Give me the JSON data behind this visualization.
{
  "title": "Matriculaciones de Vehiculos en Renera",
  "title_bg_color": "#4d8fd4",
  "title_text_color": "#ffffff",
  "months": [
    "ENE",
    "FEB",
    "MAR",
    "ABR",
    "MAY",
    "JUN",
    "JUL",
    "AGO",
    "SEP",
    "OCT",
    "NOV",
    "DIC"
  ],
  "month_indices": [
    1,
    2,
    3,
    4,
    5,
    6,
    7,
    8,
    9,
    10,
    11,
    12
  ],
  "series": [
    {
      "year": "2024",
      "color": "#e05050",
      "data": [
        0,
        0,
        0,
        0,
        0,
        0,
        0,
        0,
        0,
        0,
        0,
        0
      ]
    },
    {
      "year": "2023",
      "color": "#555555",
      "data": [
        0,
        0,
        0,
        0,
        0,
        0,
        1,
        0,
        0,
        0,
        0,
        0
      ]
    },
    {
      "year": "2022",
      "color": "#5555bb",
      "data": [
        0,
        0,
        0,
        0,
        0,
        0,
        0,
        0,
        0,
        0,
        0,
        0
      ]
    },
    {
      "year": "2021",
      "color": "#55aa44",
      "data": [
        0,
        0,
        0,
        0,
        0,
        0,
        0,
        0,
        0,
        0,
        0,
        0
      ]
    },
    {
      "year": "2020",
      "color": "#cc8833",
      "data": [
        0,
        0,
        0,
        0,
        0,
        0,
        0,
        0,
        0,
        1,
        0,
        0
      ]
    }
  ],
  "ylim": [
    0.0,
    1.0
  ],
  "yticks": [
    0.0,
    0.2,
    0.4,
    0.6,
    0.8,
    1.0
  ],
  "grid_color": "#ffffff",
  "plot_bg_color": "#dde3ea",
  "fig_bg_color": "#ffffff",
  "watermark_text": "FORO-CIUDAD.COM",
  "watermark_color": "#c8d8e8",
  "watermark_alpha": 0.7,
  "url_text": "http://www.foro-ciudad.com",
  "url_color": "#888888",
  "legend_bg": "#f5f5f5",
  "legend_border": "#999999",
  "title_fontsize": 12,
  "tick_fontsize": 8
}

...

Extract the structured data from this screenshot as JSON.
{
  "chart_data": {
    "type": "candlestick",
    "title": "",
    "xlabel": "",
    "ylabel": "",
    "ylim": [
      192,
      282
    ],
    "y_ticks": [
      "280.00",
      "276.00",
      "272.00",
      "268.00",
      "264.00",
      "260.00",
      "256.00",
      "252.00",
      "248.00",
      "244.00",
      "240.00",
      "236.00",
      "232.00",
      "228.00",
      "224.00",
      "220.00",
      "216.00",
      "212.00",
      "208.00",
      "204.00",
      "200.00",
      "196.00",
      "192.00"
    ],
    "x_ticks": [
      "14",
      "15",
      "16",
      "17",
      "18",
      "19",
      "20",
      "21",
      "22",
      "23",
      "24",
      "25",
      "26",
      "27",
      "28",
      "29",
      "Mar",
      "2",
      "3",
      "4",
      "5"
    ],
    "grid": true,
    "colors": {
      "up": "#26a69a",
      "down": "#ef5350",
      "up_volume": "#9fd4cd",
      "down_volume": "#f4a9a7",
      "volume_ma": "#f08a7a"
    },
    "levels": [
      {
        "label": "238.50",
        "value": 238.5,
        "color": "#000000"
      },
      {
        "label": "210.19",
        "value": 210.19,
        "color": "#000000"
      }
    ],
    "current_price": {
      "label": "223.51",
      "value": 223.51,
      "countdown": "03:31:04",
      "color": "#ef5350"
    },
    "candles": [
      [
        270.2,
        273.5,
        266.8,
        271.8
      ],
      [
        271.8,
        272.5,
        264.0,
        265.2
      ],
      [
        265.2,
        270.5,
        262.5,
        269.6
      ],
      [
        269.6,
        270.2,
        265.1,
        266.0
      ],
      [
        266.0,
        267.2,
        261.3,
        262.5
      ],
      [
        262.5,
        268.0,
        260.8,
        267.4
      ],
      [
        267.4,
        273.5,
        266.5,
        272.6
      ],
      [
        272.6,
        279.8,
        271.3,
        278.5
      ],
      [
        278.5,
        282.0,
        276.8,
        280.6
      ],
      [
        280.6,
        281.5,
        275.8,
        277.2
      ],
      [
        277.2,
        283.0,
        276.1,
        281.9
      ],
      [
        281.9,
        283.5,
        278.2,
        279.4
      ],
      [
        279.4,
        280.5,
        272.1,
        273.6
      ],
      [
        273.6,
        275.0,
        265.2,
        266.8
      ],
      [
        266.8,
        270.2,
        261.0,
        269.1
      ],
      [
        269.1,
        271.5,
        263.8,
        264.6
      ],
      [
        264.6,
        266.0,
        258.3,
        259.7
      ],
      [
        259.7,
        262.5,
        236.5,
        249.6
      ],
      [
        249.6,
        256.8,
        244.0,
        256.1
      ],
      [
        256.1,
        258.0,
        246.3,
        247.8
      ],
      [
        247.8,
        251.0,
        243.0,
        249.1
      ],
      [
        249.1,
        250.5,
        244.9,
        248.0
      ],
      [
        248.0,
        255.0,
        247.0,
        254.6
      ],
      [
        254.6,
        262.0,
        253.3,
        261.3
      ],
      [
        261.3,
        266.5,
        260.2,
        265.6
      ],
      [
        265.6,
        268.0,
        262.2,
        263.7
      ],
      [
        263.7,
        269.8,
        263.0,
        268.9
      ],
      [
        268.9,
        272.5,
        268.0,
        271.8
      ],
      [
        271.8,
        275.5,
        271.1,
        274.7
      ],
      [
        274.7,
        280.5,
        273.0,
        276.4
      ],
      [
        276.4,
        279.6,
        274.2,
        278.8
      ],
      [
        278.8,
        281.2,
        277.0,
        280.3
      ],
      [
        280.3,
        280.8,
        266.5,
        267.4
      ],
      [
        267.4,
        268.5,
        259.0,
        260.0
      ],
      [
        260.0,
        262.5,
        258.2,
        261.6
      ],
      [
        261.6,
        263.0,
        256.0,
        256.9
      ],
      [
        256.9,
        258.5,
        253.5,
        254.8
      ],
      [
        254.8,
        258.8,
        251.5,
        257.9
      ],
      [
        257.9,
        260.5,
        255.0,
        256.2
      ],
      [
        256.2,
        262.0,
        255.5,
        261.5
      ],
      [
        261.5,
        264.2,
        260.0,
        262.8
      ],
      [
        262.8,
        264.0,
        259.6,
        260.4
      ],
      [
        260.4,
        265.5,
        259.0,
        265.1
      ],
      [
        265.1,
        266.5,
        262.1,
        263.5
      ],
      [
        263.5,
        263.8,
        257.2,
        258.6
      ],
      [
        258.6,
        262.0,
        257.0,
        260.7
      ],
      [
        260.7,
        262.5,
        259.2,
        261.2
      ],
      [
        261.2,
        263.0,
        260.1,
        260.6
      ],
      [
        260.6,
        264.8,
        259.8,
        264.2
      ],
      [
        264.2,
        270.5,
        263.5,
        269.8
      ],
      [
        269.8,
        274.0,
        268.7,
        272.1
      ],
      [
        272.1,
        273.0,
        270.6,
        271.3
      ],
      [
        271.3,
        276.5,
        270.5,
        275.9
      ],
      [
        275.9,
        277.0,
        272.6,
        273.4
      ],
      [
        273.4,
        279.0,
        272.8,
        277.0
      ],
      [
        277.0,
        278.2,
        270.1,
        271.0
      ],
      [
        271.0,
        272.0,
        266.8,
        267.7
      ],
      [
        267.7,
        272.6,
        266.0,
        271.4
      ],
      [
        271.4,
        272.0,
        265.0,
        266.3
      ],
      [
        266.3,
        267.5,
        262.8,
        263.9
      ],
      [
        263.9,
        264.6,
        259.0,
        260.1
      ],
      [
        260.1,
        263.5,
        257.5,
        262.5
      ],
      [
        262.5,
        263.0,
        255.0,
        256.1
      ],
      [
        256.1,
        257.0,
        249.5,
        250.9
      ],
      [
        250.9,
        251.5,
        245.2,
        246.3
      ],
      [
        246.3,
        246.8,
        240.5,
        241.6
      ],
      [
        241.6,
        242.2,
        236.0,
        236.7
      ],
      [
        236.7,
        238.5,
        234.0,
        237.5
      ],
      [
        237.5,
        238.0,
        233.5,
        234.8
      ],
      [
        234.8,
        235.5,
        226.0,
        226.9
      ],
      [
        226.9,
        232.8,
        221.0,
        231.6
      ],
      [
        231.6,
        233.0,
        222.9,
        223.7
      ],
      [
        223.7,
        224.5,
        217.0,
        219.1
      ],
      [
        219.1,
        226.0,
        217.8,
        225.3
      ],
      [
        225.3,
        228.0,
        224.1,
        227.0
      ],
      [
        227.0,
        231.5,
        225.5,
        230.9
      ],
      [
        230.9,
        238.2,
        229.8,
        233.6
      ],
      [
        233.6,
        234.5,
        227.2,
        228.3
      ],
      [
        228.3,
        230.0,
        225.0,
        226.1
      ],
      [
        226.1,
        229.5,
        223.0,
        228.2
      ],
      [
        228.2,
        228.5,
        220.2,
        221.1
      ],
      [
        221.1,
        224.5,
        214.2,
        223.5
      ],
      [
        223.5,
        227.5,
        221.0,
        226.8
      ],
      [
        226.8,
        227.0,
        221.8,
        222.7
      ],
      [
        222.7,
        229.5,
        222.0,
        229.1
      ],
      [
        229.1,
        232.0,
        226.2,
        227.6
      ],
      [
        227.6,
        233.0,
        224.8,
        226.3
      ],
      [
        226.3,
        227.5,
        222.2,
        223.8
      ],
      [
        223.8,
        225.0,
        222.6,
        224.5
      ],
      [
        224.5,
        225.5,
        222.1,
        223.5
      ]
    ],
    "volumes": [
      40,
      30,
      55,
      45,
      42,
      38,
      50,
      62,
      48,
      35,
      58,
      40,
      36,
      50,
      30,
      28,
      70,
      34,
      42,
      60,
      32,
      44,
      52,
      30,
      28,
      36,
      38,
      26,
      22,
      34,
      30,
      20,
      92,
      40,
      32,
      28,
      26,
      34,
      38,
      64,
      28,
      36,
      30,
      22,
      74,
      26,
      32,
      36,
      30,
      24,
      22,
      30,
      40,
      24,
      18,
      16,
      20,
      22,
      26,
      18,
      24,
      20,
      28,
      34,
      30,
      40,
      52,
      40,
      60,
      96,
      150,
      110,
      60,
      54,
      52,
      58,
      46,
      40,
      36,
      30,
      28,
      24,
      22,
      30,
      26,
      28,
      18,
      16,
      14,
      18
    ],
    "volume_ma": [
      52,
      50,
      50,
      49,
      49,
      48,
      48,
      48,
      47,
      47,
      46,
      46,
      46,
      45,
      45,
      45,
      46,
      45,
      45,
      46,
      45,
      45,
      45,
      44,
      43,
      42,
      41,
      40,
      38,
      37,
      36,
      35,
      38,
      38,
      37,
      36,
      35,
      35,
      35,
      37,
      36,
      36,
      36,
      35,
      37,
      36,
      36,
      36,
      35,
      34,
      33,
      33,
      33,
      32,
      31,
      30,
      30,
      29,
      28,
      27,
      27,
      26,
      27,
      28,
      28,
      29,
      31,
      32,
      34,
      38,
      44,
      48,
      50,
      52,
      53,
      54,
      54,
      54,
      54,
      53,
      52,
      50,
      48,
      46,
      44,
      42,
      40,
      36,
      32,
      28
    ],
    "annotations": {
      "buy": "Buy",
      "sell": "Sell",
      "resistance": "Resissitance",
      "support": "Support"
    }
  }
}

--

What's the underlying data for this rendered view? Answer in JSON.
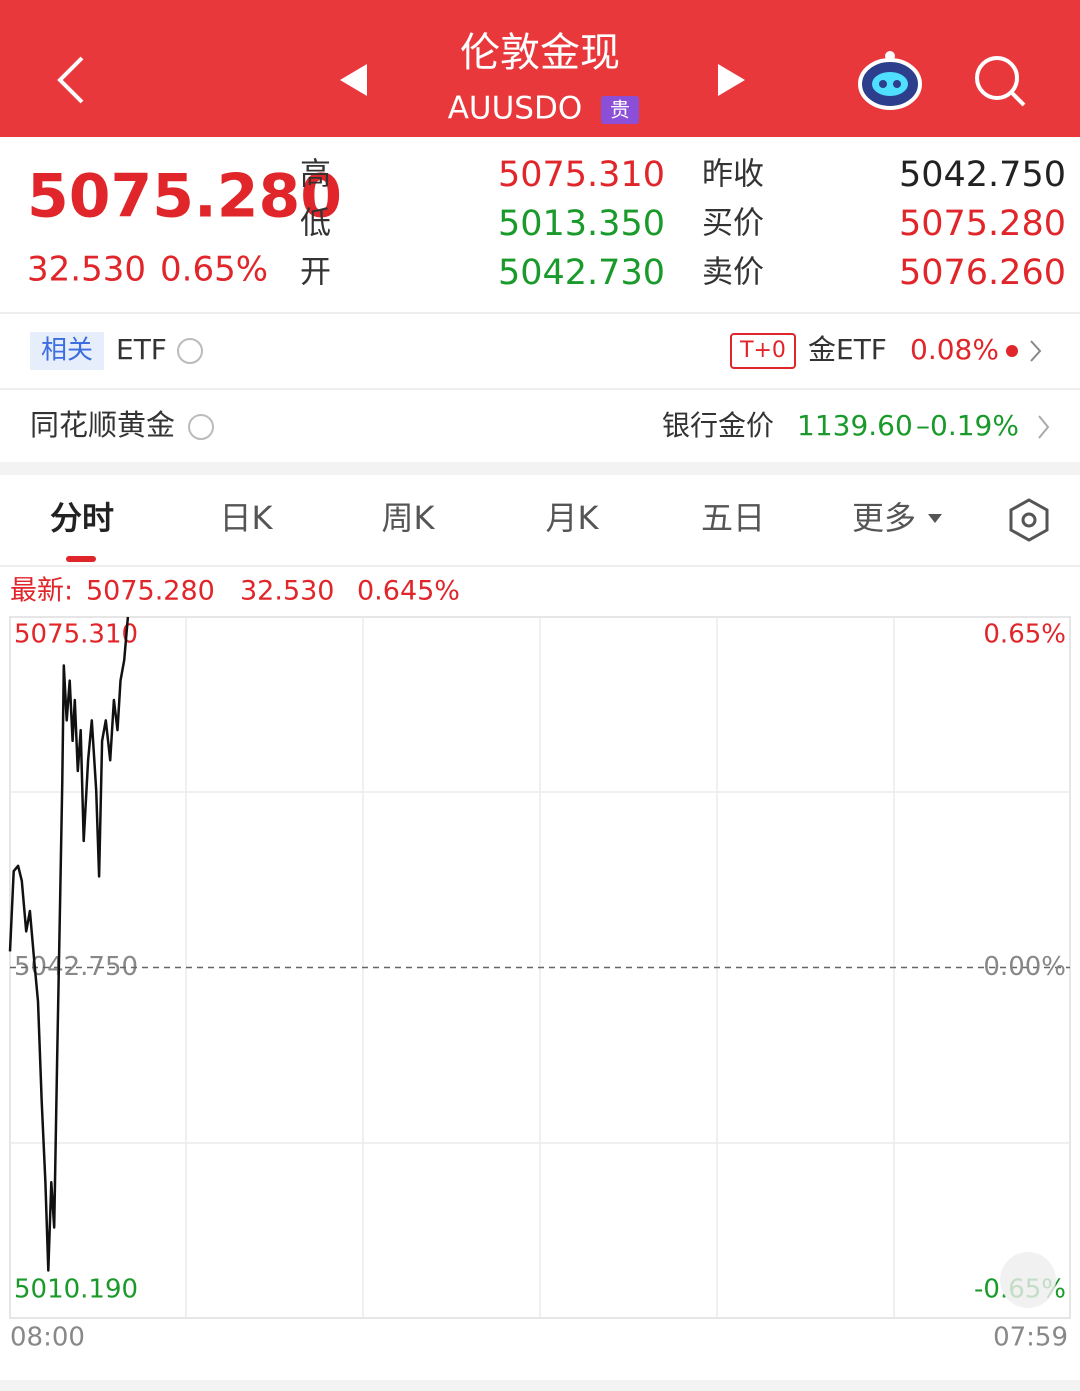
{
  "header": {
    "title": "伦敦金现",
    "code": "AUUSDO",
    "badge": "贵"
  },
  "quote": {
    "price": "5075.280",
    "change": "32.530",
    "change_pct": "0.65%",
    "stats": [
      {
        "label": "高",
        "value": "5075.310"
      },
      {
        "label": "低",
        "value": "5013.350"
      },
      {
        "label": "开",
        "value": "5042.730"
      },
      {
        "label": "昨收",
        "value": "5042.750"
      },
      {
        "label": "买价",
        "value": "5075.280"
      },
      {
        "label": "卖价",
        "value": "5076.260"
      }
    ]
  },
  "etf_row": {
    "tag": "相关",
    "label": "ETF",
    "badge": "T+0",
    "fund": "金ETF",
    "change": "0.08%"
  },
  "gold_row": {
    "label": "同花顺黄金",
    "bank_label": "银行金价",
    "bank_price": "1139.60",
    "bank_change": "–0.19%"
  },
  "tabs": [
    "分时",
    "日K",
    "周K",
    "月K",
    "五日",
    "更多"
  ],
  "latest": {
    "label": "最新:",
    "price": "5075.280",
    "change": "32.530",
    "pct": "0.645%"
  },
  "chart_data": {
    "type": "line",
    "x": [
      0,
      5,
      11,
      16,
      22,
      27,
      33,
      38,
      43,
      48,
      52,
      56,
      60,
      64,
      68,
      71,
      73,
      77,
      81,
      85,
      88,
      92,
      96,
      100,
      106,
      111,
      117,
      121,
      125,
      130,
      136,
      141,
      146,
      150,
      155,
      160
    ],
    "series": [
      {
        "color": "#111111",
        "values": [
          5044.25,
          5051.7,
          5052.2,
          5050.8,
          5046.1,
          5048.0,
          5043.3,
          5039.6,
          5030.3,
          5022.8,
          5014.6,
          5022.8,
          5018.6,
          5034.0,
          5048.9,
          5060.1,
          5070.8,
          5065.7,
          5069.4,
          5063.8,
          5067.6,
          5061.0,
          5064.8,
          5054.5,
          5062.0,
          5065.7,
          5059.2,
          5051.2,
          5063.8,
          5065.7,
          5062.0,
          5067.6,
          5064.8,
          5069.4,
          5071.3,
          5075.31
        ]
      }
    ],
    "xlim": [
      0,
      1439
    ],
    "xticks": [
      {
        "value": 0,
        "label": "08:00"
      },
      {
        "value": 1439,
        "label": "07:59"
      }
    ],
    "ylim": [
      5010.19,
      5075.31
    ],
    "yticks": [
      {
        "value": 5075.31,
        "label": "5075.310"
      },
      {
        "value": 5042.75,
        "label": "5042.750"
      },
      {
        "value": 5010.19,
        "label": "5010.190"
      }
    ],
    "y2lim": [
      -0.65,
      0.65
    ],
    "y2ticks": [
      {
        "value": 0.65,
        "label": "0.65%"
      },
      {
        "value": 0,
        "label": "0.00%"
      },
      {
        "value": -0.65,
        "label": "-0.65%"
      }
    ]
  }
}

The request
Each line above that includes "ffffff" should be shown.

Completed task
  "title_text_color": "#ffffff",
  "grid_color": "#ffffff",
  "fig_bg_color": "#ffffff",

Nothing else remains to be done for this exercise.